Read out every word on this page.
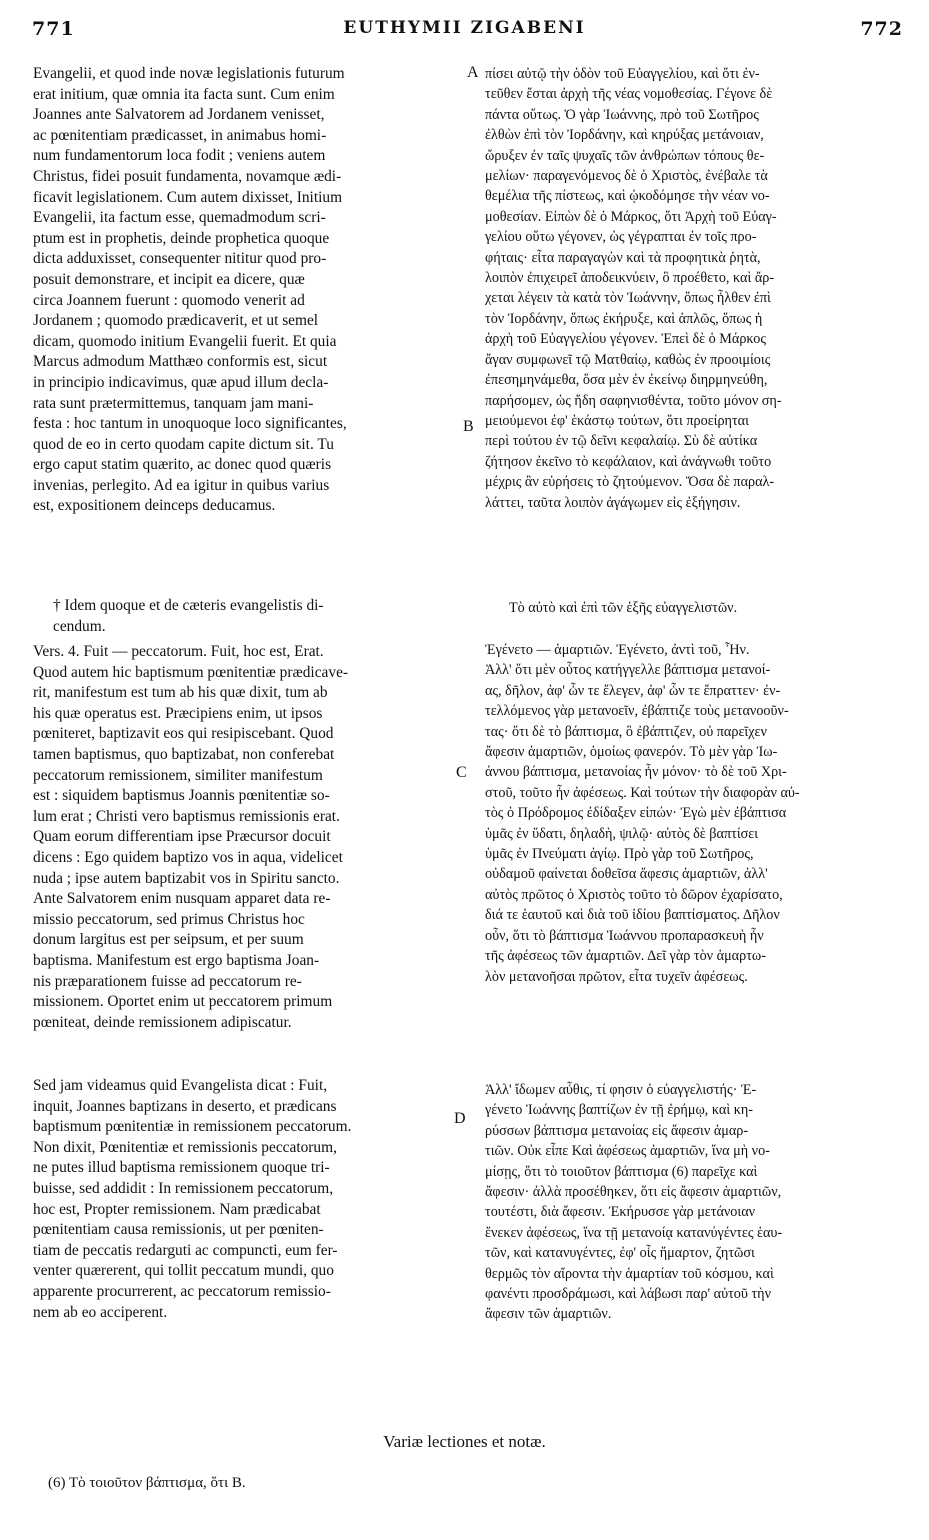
771	EUTHYMII ZIGABENI	772
Evangelii, et quod inde novæ legislationis futurum
erat initium, quæ omnia ita facta sunt. Cum enim
Joannes ante Salvatorem ad Jordanem venisset,
ac pœnitentiam prædicasset, in animabus homi-
num fundamentorum loca fodit ; veniens autem
Christus, fidei posuit fundamenta, novamque ædi-
ficavit legislationem. Cum autem dixisset, Initium
Evangelii, ita factum esse, quemadmodum scri-
ptum est in prophetis, deinde prophetica quoque
dicta adduxisset, consequenter nititur quod pro-
posuit demonstrare, et incipit ea dicere, quæ
circa Joannem fuerunt : quomodo venerit ad
Jordanem ; quomodo prædicaverit, et ut semel
dicam, quomodo initium Evangelii fuerit. Et quia
Marcus admodum Matthæo conformis est, sicut
in principio indicavimus, quæ apud illum decla-
rata sunt prætermittemus, tanquam jam mani-
festa : hoc tantum in unoquoque loco significantes,
quod de eo in certo quodam capite dictum sit. Tu
ergo caput statim quærito, ac donec quod quæris
invenias, perlegito. Ad ea igitur in quibus varius
est, expositionem deinceps deducamus.
† Idem quoque et de cæteris evangelistis di-
cendum.
Vers. 4. Fuit — peccatorum. Fuit, hoc est, Erat.
Quod autem hic baptismum pœnitentiæ prædicave-
rit, manifestum est tum ab his quæ dixit, tum ab
his quæ operatus est. Præcipiens enim, ut ipsos
pœniteret, baptizavit eos qui resipiscebant. Quod
tamen baptismus, quo baptizabat, non conferebat
peccatorum remissionem, similiter manifestum
est : siquidem baptismus Joannis pœnitentiæ so-
lum erat ; Christi vero baptismus remissionis erat.
Quam eorum differentiam ipse Præcursor docuit
dicens : Ego quidem baptizo vos in aqua, videlicet
nuda ; ipse autem baptizabit vos in Spiritu sancto.
Ante Salvatorem enim nusquam apparet data re-
missio peccatorum, sed primus Christus hoc
donum largitus est per seipsum, et per suum
baptisma. Manifestum est ergo baptisma Joan-
nis præparationem fuisse ad peccatorum re-
missionem. Oportet enim ut peccatorem primum
pœniteat, deinde remissionem adipiscatur.
Sed jam videamus quid Evangelista dicat : Fuit,
inquit, Joannes baptizans in deserto, et prædicans
baptismum pœnitentiæ in remissionem peccatorum.
Non dixit, Pœnitentiæ et remissionis peccatorum,
ne putes illud baptisma remissionem quoque tri-
buisse, sed addidit : In remissionem peccatorum,
hoc est, Propter remissionem. Nam prædicabat
pœnitentiam causa remissionis, ut per pœniten-
tiam de peccatis redarguti ac compuncti, eum fer-
venter quærerent, qui tollit peccatum mundi, quo
apparente procurrerent, ac peccatorum remissio-
nem ab eo acciperent.
πίσει αὐτῷ τὴν ὁδὸν τοῦ Εὐαγγελίου, καὶ ὅτι ἐν-
τεῦθεν ἔσται ἀρχὴ τῆς νέας νομοθεσίας. Γέγονε δὲ
πάντα οὕτως. Ὁ γὰρ Ἰωάννης, πρὸ τοῦ Σωτῆρος
ἐλθὼν ἐπὶ τὸν Ἰορδάνην, καὶ κηρύξας μετάνοιαν,
ὤρυξεν ἐν ταῖς ψυχαῖς τῶν ἀνθρώπων τόπους θε-
μελίων· παραγενόμενος δὲ ὁ Χριστὸς, ἐνέβαλε τὰ
θεμέλια τῆς πίστεως, καὶ ᾠκοδόμησε τὴν νέαν νο-
μοθεσίαν. Εἰπὼν δὲ ὁ Μάρκος, ὅτι Ἀρχὴ τοῦ Εὐαγ-
γελίου οὕτω γέγονεν, ὡς γέγραπται ἐν τοῖς προ-
φήταις· εἶτα παραγαγὼν καὶ τὰ προφητικὰ ῥητὰ,
λοιπὸν ἐπιχειρεῖ ἀποδεικνύειν, ὃ προέθετο, καὶ ἄρ-
χεται λέγειν τὰ κατὰ τὸν Ἰωάννην, ὅπως ἦλθεν ἐπὶ
τὸν Ἰορδάνην, ὅπως ἐκήρυξε, καὶ ἁπλῶς, ὅπως ἡ
ἀρχὴ τοῦ Εὐαγγελίου γέγονεν. Ἐπεὶ δὲ ὁ Μάρκος
ἄγαν συμφωνεῖ τῷ Ματθαίῳ, καθὼς ἐν προοιμίοις
ἐπεσημηνάμεθα, ὅσα μὲν ἐν ἐκείνῳ διηρμηνεύθη,
παρήσομεν, ὡς ἤδη σαφηνισθέντα, τοῦτο μόνον ση-
μειούμενοι ἐφ' ἑκάστῳ τούτων, ὅτι προείρηται
περὶ τούτου ἐν τῷ δεῖνι κεφαλαίῳ. Σὺ δὲ αὐτίκα
ζήτησον ἐκεῖνο τὸ κεφάλαιον, καὶ ἀνάγνωθι τοῦτο
μέχρις ἂν εὑρήσεις τὸ ζητούμενον. Ὅσα δὲ παραλ-
λάττει, ταῦτα λοιπὸν ἀγάγωμεν εἰς ἐξήγησιν.
Τὸ αὐτὸ καὶ ἐπὶ τῶν ἑξῆς εὐαγγελιστῶν.
Ἐγένετο — ἁμαρτιῶν. Ἐγένετο, ἀντὶ τοῦ, Ἦν.
Ἀλλ' ὅτι μὲν οὗτος κατήγγελλε βάπτισμα μετανοί-
ας, δῆλον, ἀφ' ὧν τε ἔλεγεν, ἀφ' ὧν τε ἔπραττεν· ἐν-
τελλόμενος γὰρ μετανοεῖν, ἐβάπτιζε τοὺς μετανοοῦν-
τας· ὅτι δὲ τὸ βάπτισμα, ὃ ἐβάπτιζεν, οὐ παρεῖχεν
ἄφεσιν ἁμαρτιῶν, ὁμοίως φανερόν. Τὸ μὲν γὰρ Ἰω-
άννου βάπτισμα, μετανοίας ἦν μόνον· τὸ δὲ τοῦ Χρι-
στοῦ, τοῦτο ἦν ἀφέσεως. Καὶ τούτων τὴν διαφορὰν αὐ-
τὸς ὁ Πρόδρομος ἐδίδαξεν εἰπών· Ἐγὼ μὲν ἐβάπτισα
ὑμᾶς ἐν ὕδατι, δηλαδὴ, ψιλῷ· αὐτὸς δὲ βαπτίσει
ὑμᾶς ἐν Πνεύματι ἁγίῳ. Πρὸ γὰρ τοῦ Σωτῆρος,
οὐδαμοῦ φαίνεται δοθεῖσα ἄφεσις ἁμαρτιῶν, ἀλλ'
αὐτὸς πρῶτος ὁ Χριστὸς τοῦτο τὸ δῶρον ἐχαρίσατο,
διά τε ἑαυτοῦ καὶ διὰ τοῦ ἰδίου βαπτίσματος. Δῆλον
οὖν, ὅτι τὸ βάπτισμα Ἰωάννου προπαρασκευὴ ἦν
τῆς ἀφέσεως τῶν ἁμαρτιῶν. Δεῖ γὰρ τὸν ἁμαρτω-
λὸν μετανοῆσαι πρῶτον, εἶτα τυχεῖν ἀφέσεως.
Ἀλλ' ἴδωμεν αὖθις, τί φησιν ὁ εὐαγγελιστής· Ἐ-
γένετο Ἰωάννης βαπτίζων ἐν τῇ ἐρήμῳ, καὶ κη-
ρύσσων βάπτισμα μετανοίας εἰς ἄφεσιν ἁμαρ-
τιῶν. Οὐκ εἶπε Καὶ ἀφέσεως ἁμαρτιῶν, ἵνα μὴ νο-
μίσῃς, ὅτι τὸ τοιοῦτον βάπτισμα (6) παρεῖχε καὶ
ἄφεσιν· ἀλλὰ προσέθηκεν, ὅτι εἰς ἄφεσιν ἁμαρτιῶν,
τουτέστι, διὰ ἄφεσιν. Ἐκήρυσσε γὰρ μετάνοιαν
ἕνεκεν ἀφέσεως, ἵνα τῇ μετανοίᾳ κατανύγέντες ἑαυ-
τῶν, καὶ κατανυγέντες, ἐφ' οἷς ἥμαρτον, ζητῶσι
θερμῶς τὸν αἴροντα τὴν ἁμαρτίαν τοῦ κόσμου, καὶ
φανέντι προσδράμωσι, καὶ λάβωσι παρ' αὐτοῦ τὴν
ἄφεσιν τῶν ἁμαρτιῶν.
A
B
C
D
Variæ lectiones et notæ.
(6) Τὸ τοιοῦτον βάπτισμα, ὅτι B.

^^^^^^^^

→ Aim of the task
Copy all lines above containing the string "ἁμαρτιῶν".

→ Response to the exercise
Ἐγένετο — ἁμαρτιῶν. Ἐγένετο, ἀντὶ τοῦ, Ἦν.
ἄφεσιν ἁμαρτιῶν, ὁμοίως φανερόν. Τὸ μὲν γὰρ Ἰω-
οὐδαμοῦ φαίνεται δοθεῖσα ἄφεσις ἁμαρτιῶν, ἀλλ'
τῆς ἀφέσεως τῶν ἁμαρτιῶν. Δεῖ γὰρ τὸν ἁμαρτω-
τιῶν. Οὐκ εἶπε Καὶ ἀφέσεως ἁμαρτιῶν, ἵνα μὴ νο-
ἄφεσιν· ἀλλὰ προσέθηκεν, ὅτι εἰς ἄφεσιν ἁμαρτιῶν,
ἄφεσιν τῶν ἁμαρτιῶν.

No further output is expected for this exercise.